[Page text entries]

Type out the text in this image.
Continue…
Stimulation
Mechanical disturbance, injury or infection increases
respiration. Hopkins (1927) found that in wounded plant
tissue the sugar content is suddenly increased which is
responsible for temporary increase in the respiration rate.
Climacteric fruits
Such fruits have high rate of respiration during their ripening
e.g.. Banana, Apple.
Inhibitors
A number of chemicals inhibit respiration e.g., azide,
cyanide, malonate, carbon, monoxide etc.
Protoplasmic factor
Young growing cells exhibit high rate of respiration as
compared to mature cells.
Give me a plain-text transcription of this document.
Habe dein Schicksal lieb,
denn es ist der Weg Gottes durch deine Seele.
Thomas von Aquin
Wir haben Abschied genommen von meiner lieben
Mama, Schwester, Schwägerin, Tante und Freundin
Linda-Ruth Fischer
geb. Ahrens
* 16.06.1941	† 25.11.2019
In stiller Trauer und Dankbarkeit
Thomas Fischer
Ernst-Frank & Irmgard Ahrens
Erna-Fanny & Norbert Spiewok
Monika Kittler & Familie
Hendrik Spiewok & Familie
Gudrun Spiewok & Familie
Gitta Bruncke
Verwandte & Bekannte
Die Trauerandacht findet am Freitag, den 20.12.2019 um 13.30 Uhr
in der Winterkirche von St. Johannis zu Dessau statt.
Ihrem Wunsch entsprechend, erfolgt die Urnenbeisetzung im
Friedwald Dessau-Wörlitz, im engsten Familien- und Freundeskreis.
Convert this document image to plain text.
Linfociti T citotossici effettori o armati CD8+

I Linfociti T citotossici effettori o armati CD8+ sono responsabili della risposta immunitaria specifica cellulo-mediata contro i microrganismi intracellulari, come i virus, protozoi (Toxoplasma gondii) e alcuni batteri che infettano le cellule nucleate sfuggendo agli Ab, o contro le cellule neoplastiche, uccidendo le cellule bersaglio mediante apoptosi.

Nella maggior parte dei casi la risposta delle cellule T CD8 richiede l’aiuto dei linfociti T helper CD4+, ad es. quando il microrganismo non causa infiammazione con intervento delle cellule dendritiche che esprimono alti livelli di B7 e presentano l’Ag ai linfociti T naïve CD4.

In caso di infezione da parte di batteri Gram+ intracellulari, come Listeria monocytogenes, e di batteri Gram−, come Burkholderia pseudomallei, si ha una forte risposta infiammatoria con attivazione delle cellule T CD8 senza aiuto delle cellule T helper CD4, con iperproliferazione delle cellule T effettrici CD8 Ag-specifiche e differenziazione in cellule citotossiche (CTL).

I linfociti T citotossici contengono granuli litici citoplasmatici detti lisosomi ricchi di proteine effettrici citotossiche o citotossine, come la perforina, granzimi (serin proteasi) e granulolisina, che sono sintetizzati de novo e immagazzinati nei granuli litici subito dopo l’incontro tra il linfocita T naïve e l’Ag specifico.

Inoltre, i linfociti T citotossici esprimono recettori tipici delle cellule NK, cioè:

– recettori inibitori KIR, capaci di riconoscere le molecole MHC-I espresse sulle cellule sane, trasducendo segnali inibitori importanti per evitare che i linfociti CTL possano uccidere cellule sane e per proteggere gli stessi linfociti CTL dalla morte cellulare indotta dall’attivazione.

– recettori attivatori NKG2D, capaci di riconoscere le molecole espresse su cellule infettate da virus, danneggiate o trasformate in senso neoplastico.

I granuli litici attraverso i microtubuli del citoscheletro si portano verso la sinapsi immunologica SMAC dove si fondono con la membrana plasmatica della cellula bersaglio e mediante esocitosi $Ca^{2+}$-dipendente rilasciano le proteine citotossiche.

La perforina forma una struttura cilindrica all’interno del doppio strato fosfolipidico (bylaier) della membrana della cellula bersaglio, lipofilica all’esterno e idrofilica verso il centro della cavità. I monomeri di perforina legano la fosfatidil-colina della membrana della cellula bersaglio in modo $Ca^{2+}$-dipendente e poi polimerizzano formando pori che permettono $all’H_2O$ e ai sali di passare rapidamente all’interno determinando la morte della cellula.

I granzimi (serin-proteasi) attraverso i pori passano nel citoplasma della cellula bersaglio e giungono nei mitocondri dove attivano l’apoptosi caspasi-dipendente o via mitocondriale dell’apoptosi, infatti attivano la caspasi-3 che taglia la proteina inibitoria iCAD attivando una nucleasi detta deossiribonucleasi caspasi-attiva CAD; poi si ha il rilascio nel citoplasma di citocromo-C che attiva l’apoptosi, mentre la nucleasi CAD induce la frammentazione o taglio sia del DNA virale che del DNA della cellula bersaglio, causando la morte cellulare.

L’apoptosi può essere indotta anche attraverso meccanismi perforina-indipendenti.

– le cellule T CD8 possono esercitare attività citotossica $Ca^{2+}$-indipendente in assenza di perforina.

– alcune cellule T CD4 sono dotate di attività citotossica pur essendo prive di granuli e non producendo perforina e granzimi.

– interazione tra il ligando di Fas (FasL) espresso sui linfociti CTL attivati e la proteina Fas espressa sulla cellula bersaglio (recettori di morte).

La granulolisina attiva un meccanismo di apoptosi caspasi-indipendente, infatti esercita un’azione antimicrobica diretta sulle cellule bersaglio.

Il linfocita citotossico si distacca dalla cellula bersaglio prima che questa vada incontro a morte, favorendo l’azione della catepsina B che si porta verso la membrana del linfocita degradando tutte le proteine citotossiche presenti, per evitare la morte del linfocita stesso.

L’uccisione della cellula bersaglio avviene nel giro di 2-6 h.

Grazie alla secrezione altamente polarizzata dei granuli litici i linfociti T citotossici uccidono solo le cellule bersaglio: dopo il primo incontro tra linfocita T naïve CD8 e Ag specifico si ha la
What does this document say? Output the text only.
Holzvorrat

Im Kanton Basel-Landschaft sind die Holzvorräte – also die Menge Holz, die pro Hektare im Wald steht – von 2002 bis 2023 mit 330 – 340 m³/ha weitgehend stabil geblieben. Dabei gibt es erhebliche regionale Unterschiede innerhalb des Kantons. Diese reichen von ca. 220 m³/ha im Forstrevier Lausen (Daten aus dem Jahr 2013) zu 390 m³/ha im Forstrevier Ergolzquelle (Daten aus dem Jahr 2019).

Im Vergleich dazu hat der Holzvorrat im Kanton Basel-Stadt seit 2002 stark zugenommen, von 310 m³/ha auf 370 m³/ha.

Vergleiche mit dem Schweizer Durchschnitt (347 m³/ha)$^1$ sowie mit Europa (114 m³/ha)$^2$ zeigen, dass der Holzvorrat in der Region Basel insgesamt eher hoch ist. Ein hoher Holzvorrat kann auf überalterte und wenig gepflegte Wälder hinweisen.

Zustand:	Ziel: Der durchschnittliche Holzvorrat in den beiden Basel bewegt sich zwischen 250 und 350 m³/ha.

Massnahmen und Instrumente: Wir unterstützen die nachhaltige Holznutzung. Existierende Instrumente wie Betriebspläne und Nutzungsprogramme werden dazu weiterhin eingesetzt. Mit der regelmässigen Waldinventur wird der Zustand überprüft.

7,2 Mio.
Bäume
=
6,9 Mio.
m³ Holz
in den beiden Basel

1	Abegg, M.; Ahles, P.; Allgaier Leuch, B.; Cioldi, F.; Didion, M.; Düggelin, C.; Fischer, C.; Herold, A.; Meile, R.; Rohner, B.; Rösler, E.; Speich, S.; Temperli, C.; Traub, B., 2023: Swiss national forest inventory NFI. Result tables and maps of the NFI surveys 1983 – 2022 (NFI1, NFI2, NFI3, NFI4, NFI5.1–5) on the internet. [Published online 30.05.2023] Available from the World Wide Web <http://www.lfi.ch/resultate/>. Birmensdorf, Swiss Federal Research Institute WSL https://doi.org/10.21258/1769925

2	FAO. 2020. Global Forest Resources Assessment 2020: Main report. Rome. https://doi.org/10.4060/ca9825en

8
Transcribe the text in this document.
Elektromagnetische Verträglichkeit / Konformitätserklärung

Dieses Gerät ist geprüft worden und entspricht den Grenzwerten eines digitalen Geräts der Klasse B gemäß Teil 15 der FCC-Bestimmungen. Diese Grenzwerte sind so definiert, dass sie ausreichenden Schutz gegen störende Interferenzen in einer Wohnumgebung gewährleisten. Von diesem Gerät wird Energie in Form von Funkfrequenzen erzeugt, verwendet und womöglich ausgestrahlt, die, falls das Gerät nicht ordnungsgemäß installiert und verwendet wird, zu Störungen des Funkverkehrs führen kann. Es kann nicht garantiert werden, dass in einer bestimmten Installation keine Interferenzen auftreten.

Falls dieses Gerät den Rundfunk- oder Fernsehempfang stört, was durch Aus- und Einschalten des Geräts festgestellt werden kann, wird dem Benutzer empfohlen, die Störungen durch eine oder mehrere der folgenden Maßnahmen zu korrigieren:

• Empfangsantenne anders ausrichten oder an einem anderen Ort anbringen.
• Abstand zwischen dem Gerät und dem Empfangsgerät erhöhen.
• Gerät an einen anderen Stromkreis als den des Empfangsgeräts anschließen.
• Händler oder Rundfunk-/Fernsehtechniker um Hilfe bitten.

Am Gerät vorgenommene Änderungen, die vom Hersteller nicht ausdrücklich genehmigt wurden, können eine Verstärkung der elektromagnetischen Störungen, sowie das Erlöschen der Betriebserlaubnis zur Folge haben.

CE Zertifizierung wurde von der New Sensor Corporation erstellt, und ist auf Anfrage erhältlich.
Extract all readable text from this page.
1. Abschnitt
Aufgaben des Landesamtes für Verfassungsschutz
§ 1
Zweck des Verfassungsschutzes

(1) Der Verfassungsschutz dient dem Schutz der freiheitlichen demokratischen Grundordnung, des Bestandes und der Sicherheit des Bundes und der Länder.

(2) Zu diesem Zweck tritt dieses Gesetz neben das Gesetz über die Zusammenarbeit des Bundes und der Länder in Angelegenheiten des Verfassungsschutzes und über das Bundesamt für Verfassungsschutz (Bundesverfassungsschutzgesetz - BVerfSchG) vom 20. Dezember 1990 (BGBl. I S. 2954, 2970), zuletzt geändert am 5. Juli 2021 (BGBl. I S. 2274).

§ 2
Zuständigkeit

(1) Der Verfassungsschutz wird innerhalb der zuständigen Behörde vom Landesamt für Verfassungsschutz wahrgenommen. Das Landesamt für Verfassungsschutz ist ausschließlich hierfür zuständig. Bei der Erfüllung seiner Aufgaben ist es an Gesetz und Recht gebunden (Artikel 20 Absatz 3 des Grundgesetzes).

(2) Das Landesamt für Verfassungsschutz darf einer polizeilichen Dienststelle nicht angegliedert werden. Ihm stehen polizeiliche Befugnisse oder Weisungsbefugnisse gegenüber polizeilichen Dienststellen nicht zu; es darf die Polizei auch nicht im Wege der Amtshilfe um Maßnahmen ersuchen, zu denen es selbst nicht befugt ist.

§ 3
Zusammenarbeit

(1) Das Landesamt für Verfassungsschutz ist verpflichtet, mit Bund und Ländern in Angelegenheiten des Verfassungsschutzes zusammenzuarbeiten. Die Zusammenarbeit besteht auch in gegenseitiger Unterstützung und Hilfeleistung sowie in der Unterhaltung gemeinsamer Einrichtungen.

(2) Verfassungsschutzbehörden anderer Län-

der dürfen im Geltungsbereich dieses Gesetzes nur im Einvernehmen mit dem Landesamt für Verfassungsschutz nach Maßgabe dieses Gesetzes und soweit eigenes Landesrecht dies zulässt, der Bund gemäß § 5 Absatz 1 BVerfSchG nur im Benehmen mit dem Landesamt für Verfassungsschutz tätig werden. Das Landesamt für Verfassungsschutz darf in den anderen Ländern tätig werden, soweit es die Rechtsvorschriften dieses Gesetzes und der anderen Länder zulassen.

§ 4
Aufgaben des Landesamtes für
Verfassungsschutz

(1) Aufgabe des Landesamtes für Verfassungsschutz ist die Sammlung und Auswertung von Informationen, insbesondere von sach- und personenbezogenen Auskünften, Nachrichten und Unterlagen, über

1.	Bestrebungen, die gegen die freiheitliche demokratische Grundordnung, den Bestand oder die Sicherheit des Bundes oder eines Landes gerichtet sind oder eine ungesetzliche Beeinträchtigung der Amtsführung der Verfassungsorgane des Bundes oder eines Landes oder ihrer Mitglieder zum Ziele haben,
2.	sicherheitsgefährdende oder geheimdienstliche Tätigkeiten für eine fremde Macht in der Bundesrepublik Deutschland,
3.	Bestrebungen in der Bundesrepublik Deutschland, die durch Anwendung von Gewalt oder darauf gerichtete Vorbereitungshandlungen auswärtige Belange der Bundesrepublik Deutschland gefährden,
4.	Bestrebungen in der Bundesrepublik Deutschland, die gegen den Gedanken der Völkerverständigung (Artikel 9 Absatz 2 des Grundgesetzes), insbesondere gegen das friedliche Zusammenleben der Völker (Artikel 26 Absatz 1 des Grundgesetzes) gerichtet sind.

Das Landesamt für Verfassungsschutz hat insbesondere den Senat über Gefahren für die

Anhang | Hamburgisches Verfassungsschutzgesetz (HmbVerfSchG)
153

> **WHAT IS REQUIRED**
Please show all lines from the entries that contain the word "esprimono".

> **WRITTEN RESPONSE**
Nella maggior parte dei casi la risposta delle cellule T CD8 richiede l’aiuto dei linfociti T helper CD4+, ad es. quando il microrganismo non causa infiammazione con intervento delle cellule dendritiche che esprimono alti livelli di B7 e presentano l’Ag ai linfociti T naïve CD4.
Inoltre, i linfociti T citotossici esprimono recettori tipici delle cellule NK, cioè:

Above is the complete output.